▼

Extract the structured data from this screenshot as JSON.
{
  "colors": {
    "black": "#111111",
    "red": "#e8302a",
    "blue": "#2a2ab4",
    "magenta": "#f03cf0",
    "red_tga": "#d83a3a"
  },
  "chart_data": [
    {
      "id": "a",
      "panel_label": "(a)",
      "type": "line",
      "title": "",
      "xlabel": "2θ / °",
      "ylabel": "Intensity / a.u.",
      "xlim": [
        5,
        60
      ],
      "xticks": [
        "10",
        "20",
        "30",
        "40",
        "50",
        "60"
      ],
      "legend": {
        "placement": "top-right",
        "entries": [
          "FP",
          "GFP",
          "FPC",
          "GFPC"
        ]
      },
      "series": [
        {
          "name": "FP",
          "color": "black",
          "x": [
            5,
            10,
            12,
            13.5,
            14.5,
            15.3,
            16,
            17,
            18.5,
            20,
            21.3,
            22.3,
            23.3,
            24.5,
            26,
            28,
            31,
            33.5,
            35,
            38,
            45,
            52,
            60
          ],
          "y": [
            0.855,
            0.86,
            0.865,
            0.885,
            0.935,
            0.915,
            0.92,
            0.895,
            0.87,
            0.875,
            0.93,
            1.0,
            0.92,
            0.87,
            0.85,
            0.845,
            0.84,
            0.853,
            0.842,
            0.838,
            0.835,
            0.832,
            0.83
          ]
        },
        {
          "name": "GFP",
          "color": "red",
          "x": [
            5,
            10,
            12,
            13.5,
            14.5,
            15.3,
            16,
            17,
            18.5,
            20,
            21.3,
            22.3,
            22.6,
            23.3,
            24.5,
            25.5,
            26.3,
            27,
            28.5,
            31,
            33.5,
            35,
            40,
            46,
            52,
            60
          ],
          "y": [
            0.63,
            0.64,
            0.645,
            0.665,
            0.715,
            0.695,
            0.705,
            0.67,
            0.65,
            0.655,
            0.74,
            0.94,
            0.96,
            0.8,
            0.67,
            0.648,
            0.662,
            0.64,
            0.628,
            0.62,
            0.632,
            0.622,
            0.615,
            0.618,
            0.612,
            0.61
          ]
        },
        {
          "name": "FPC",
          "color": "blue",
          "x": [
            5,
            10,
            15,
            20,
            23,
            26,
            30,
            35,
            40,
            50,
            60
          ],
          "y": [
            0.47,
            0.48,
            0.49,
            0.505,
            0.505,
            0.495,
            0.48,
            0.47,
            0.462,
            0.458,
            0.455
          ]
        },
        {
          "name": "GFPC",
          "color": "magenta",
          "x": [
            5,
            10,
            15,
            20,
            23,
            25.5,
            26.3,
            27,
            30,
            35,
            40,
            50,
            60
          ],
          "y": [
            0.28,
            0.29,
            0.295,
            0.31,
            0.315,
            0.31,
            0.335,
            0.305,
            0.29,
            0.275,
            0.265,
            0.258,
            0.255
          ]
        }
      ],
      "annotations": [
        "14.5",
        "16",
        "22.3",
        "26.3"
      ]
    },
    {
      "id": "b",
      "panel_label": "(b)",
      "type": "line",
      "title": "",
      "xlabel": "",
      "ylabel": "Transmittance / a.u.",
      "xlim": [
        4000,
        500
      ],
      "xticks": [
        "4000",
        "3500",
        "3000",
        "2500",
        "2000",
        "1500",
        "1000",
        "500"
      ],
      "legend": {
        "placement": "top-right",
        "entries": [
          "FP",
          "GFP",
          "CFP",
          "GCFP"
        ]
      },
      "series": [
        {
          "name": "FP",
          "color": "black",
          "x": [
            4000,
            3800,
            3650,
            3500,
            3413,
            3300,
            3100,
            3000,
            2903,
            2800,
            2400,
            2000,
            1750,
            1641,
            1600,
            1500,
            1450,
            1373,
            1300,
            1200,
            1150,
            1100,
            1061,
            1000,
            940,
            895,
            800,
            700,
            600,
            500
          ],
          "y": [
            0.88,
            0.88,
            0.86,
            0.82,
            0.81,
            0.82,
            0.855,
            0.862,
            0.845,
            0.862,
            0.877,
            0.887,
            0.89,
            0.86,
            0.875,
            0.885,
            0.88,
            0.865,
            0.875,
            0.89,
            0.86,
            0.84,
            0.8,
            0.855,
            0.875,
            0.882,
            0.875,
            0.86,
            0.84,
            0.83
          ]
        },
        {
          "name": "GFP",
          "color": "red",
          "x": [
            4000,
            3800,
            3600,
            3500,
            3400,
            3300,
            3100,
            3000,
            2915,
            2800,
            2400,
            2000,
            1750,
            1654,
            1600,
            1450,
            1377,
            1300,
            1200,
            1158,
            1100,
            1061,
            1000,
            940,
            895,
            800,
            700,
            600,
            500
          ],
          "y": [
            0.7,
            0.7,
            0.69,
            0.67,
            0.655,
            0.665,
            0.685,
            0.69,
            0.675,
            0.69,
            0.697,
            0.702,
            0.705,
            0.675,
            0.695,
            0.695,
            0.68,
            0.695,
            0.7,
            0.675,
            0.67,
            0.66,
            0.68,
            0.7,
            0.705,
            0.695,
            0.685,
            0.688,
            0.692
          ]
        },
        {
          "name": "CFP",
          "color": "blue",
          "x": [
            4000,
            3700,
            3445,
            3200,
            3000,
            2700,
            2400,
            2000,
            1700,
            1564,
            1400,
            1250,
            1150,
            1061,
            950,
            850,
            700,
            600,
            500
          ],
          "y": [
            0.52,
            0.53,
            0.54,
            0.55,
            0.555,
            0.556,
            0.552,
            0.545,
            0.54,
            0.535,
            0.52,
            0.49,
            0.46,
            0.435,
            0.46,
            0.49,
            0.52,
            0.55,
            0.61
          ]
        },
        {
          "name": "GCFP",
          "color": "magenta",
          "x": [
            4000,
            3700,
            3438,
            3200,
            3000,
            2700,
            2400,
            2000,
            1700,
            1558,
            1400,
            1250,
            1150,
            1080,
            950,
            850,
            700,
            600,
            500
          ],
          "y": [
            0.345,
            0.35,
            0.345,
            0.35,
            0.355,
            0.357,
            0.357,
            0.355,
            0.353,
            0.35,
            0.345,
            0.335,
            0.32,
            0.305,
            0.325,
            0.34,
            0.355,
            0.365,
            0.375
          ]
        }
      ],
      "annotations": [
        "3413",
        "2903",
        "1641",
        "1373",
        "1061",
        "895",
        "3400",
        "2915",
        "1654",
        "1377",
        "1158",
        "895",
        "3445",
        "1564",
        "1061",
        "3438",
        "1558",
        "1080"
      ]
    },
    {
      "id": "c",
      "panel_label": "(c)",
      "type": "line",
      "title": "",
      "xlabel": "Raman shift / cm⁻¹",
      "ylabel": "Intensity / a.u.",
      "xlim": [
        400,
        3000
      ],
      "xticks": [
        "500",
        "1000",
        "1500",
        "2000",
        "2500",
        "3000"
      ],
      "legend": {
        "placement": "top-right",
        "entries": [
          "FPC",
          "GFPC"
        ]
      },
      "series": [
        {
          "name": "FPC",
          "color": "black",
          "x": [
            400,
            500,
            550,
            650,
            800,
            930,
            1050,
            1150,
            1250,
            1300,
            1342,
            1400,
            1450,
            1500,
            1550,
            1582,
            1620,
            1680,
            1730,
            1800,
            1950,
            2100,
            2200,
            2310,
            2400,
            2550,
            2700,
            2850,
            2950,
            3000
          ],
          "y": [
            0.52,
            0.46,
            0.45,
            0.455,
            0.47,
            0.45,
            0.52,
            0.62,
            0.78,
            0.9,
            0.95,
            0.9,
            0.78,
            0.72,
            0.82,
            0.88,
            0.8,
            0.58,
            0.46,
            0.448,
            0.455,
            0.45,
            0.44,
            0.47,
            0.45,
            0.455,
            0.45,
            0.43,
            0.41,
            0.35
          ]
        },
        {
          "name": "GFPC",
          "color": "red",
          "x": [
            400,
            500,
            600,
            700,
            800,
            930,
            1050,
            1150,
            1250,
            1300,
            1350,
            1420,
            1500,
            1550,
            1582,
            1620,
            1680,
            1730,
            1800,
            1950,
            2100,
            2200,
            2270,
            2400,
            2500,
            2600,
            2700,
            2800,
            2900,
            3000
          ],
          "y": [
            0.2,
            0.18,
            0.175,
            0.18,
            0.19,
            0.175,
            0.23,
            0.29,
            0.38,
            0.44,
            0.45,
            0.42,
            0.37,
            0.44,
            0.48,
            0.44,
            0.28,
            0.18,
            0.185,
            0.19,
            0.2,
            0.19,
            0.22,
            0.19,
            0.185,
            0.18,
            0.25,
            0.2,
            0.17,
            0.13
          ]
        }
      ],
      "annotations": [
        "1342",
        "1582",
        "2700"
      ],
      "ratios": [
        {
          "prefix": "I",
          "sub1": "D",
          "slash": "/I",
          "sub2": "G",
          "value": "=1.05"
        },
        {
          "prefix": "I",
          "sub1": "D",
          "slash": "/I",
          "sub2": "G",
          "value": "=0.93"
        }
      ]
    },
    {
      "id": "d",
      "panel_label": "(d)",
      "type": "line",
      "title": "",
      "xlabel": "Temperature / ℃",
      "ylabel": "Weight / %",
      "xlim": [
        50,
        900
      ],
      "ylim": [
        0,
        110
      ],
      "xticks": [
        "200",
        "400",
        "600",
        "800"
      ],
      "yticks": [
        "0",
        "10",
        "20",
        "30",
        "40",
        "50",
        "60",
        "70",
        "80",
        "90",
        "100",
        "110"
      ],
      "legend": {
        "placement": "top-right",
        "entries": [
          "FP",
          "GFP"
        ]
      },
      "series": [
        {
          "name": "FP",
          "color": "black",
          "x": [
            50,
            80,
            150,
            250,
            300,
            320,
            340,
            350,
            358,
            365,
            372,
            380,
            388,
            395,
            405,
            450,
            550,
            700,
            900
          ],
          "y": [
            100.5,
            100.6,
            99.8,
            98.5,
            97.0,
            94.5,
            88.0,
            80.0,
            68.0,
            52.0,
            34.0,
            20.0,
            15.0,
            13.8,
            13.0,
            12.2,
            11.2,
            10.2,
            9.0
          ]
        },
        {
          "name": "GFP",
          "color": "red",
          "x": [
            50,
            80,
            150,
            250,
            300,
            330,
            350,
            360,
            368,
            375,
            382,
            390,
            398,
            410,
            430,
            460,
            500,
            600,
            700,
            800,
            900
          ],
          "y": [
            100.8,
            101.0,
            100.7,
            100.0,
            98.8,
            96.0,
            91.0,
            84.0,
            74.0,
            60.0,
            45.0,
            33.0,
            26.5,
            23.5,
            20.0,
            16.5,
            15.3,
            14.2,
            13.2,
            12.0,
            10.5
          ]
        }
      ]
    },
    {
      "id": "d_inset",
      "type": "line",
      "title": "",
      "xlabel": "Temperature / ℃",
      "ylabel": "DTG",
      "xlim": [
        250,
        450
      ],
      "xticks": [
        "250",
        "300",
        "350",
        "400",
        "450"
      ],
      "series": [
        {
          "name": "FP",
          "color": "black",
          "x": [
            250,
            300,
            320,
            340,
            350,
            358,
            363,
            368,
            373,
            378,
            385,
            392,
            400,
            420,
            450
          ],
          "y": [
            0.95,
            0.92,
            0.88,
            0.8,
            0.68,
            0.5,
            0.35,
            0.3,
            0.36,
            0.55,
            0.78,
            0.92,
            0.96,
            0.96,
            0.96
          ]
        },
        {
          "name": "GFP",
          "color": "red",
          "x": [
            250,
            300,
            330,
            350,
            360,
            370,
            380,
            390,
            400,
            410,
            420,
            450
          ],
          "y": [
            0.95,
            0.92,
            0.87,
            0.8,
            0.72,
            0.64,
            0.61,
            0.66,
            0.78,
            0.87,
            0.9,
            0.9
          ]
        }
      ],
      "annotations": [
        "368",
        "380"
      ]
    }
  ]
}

▲

Indicate how many lines of the material include the word "ylabel"; the number alone is required.

§ **Solution for this exercise**: 5